TASK DETAILS —
Set down the whole listing verbatim.

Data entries
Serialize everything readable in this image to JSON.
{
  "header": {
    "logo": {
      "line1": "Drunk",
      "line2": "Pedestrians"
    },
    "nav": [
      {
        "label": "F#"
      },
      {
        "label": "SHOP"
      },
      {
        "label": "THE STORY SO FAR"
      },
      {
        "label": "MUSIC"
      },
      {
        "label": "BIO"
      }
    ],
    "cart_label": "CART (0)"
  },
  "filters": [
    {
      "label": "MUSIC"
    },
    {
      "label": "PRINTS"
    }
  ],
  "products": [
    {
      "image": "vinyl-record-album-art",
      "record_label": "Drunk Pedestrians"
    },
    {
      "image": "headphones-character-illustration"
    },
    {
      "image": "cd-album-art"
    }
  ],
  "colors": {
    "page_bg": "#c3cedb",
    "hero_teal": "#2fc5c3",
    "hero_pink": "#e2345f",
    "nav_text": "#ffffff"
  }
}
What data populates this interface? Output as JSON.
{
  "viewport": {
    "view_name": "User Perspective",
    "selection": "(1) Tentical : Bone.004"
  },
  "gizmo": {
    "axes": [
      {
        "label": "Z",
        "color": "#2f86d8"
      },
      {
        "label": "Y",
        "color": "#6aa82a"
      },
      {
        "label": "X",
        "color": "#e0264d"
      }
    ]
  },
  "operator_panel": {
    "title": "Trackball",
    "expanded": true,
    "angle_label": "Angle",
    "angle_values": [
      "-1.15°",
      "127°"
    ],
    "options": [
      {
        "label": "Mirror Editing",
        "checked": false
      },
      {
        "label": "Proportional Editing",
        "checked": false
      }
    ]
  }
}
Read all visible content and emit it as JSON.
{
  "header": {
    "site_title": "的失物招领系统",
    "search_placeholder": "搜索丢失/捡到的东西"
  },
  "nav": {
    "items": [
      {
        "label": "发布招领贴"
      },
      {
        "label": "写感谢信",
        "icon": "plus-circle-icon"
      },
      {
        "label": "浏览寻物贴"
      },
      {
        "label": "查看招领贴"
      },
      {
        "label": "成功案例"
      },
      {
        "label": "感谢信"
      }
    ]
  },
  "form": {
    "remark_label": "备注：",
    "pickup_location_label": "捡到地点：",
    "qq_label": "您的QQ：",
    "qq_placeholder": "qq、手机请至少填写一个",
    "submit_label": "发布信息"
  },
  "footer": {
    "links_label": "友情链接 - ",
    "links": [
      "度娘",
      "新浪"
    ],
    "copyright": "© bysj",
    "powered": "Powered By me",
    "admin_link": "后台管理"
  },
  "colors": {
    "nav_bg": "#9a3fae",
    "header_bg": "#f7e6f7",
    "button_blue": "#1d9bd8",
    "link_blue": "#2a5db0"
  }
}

OUTPUT OF THE TASK —
Serialize everything readable in this image to JSON.
{
  "header": {
    "logo": {
      "line1": "Drunk",
      "line2": "Pedestrians"
    },
    "nav": [
      {
        "label": "F#"
      },
      {
        "label": "SHOP"
      },
      {
        "label": "THE STORY SO FAR"
      },
      {
        "label": "MUSIC"
      },
      {
        "label": "BIO"
      }
    ],
    "cart_label": "CART (0)"
  },
  "filters": [
    {
      "label": "MUSIC"
    },
    {
      "label": "PRINTS"
    }
  ],
  "products": [
    {
      "image": "vinyl-record-album-art",
      "record_label": "Drunk Pedestrians"
    },
    {
      "image": "headphones-character-illustration"
    },
    {
      "image": "cd-album-art"
    }
  ],
  "colors": {
    "page_bg": "#c3cedb",
    "hero_teal": "#2fc5c3",
    "hero_pink": "#e2345f",
    "nav_text": "#ffffff"
  }
}
What data populates this interface? Output as JSON.
{
  "viewport": {
    "view_name": "User Perspective",
    "selection": "(1) Tentical : Bone.004"
  },
  "gizmo": {
    "axes": [
      {
        "label": "Z",
        "color": "#2f86d8"
      },
      {
        "label": "Y",
        "color": "#6aa82a"
      },
      {
        "label": "X",
        "color": "#e0264d"
      }
    ]
  },
  "operator_panel": {
    "title": "Trackball",
    "expanded": true,
    "angle_label": "Angle",
    "angle_values": [
      "-1.15°",
      "127°"
    ],
    "options": [
      {
        "label": "Mirror Editing",
        "checked": false
      },
      {
        "label": "Proportional Editing",
        "checked": false
      }
    ]
  }
}
Read all visible content and emit it as JSON.
{
  "header": {
    "site_title": "的失物招领系统",
    "search_placeholder": "搜索丢失/捡到的东西"
  },
  "nav": {
    "items": [
      {
        "label": "发布招领贴"
      },
      {
        "label": "写感谢信",
        "icon": "plus-circle-icon"
      },
      {
        "label": "浏览寻物贴"
      },
      {
        "label": "查看招领贴"
      },
      {
        "label": "成功案例"
      },
      {
        "label": "感谢信"
      }
    ]
  },
  "form": {
    "remark_label": "备注：",
    "pickup_location_label": "捡到地点：",
    "qq_label": "您的QQ：",
    "qq_placeholder": "qq、手机请至少填写一个",
    "submit_label": "发布信息"
  },
  "footer": {
    "links_label": "友情链接 - ",
    "links": [
      "度娘",
      "新浪"
    ],
    "copyright": "© bysj",
    "powered": "Powered By me",
    "admin_link": "后台管理"
  },
  "colors": {
    "nav_bg": "#9a3fae",
    "header_bg": "#f7e6f7",
    "button_blue": "#1d9bd8",
    "link_blue": "#2a5db0"
  }
}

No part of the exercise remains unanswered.